DIRECTION: Copy the material from its first line through the line containing "list-item-lines: MILITARY DISCOUNTS", substituting "RENTAL CARS" for "LOANER CARS" and leaving all else as it stands.

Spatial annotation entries
========

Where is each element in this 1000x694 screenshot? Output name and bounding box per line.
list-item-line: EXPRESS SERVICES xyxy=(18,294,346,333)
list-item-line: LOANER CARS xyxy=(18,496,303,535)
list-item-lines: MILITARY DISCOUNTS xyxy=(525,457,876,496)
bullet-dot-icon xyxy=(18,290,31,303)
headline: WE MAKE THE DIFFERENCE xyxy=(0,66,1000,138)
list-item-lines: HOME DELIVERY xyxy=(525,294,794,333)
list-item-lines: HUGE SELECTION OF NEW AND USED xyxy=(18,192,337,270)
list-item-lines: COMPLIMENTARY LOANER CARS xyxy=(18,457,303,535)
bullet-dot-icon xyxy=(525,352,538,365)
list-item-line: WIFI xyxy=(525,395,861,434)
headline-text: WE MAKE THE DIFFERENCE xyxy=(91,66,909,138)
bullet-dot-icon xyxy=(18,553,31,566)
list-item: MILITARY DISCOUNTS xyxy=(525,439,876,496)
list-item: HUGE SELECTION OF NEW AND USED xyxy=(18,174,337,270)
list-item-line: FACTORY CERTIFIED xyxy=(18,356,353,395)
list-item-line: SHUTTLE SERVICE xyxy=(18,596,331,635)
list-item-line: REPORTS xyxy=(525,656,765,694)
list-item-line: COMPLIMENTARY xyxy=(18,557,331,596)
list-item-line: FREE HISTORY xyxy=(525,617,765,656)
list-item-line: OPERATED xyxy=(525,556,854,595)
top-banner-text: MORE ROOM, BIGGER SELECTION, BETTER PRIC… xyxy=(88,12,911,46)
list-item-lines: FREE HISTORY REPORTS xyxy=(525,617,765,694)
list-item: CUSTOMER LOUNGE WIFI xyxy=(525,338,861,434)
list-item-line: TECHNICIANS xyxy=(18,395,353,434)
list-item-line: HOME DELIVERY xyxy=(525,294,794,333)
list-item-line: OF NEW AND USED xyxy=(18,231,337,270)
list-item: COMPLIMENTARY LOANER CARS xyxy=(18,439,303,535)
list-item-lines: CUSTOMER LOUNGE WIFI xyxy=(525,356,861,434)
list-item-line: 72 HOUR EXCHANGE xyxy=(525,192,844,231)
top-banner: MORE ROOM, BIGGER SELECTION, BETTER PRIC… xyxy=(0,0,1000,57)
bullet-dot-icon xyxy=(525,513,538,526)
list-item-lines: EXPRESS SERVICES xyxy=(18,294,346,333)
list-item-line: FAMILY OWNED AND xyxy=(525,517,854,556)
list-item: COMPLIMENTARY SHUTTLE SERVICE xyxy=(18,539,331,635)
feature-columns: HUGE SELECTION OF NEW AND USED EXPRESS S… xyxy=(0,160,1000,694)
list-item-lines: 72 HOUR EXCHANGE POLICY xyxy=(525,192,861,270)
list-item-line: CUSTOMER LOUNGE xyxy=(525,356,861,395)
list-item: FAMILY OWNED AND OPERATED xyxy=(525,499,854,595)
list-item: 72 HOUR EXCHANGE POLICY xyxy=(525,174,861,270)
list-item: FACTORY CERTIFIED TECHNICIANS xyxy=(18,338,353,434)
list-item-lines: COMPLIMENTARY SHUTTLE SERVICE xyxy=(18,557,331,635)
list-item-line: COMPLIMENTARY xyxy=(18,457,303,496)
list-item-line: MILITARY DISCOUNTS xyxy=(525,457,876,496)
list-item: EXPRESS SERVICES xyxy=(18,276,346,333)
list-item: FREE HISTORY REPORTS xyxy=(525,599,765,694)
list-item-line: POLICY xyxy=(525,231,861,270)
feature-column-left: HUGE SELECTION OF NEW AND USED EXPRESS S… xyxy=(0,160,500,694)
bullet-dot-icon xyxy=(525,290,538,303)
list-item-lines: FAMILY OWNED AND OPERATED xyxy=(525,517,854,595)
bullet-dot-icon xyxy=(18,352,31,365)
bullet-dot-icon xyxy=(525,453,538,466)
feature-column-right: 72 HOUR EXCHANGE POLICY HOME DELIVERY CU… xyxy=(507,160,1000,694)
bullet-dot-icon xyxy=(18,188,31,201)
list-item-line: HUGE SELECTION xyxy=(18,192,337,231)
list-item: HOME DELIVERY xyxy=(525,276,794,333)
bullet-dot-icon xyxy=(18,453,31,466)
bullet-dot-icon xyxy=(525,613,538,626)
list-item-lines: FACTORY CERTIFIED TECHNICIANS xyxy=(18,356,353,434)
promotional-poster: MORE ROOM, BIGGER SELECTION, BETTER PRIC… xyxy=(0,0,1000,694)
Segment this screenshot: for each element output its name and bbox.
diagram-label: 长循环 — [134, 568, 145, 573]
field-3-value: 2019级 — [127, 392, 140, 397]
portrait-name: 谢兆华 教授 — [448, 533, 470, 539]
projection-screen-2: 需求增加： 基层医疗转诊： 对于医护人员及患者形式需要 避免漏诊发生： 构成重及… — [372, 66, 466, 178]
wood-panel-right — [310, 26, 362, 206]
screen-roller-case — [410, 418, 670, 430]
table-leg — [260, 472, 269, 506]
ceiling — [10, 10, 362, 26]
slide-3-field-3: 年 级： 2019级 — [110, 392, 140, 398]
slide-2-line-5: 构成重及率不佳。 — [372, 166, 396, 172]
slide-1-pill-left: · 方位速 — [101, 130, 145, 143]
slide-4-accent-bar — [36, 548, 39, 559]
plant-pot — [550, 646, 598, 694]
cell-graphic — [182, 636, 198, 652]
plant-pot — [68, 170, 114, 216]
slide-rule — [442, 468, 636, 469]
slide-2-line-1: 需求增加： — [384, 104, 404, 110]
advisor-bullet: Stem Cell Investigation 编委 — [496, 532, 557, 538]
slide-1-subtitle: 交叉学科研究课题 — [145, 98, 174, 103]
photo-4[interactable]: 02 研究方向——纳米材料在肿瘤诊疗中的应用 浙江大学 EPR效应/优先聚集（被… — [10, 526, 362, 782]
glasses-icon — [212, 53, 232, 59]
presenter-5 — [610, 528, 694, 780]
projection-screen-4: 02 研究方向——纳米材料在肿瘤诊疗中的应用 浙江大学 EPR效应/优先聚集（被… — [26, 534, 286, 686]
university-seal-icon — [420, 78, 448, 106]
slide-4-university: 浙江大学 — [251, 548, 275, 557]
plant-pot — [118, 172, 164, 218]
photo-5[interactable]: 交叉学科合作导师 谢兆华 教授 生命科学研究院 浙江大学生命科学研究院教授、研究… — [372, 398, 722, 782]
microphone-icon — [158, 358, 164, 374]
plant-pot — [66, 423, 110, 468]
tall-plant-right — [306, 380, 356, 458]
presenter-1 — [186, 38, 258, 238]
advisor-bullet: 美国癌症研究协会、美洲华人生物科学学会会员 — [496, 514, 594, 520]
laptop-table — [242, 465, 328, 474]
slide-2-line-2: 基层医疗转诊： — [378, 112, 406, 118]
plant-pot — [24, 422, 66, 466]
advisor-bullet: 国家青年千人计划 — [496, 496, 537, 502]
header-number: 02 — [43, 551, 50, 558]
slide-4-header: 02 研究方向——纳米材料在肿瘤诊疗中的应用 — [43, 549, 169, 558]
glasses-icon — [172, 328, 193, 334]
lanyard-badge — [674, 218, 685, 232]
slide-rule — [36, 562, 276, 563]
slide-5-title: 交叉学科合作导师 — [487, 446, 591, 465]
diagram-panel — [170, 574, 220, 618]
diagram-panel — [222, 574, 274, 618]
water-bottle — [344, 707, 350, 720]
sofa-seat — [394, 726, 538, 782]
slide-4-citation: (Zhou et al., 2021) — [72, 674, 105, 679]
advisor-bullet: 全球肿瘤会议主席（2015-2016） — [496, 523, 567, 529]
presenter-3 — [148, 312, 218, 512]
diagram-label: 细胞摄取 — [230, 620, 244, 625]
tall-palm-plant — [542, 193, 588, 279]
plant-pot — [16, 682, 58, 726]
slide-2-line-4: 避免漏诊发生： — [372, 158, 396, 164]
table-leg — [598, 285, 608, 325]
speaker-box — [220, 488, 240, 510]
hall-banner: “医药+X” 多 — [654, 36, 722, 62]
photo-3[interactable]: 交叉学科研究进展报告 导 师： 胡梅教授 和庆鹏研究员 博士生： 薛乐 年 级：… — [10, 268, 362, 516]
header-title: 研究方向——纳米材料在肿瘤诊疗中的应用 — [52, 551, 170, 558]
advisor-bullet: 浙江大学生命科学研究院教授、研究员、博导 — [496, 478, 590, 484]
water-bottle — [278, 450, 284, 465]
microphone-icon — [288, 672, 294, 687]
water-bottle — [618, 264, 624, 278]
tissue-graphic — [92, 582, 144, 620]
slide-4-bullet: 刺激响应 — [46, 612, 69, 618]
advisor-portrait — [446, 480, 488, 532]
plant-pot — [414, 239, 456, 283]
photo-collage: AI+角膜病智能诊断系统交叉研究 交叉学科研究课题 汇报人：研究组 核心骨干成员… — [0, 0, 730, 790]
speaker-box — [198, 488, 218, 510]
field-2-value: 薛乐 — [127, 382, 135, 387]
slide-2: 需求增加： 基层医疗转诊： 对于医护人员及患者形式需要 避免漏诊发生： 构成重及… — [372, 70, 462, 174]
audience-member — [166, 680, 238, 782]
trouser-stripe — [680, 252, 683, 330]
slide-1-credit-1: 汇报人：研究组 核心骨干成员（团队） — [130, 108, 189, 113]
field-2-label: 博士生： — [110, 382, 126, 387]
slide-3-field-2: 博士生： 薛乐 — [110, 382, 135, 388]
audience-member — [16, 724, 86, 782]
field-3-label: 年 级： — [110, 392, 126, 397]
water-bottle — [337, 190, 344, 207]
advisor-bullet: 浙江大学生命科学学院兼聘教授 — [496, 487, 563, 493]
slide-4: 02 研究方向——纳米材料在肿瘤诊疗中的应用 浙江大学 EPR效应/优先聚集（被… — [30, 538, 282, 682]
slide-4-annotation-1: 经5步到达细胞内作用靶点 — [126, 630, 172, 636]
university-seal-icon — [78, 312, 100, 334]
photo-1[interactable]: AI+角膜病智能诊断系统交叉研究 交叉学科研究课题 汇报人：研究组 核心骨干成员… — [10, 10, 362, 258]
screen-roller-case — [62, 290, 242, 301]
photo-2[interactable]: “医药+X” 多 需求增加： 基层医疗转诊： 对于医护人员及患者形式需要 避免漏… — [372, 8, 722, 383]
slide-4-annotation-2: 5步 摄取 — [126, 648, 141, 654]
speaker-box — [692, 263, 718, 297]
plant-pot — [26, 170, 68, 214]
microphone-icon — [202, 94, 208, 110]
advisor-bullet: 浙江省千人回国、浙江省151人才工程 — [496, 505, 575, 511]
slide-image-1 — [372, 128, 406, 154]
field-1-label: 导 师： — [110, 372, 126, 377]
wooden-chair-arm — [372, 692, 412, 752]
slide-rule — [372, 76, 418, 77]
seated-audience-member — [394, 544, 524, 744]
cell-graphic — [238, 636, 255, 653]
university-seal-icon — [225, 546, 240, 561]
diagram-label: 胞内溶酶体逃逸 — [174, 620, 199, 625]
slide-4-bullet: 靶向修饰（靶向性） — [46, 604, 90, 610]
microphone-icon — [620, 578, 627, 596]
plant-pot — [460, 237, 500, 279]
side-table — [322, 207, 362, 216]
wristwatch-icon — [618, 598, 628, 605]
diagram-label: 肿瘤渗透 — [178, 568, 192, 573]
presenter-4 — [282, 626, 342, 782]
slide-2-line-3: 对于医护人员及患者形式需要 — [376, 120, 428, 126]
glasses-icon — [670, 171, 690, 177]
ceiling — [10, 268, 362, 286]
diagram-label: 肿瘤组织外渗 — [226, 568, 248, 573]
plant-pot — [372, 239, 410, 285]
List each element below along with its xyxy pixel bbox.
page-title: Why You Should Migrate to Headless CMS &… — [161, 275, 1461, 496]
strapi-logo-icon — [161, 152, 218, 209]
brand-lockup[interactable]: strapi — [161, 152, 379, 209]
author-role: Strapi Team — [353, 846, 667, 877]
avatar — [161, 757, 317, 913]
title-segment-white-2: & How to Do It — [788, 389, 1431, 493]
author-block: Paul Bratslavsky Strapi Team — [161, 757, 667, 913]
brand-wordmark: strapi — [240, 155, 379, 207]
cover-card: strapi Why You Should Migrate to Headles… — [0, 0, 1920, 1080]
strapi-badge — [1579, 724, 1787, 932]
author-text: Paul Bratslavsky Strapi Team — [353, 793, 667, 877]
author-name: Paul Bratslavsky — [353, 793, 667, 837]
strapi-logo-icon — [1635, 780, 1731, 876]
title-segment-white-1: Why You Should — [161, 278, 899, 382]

========

EXERCISE RESULT:
Where is each element in this 1000x694 screenshot? Output name and bounding box per line.
list-item-line: EXPRESS SERVICES xyxy=(18,294,346,333)
list-item-line: RENTAL CARS xyxy=(18,496,303,535)
list-item-lines: MILITARY DISCOUNTS xyxy=(525,457,876,496)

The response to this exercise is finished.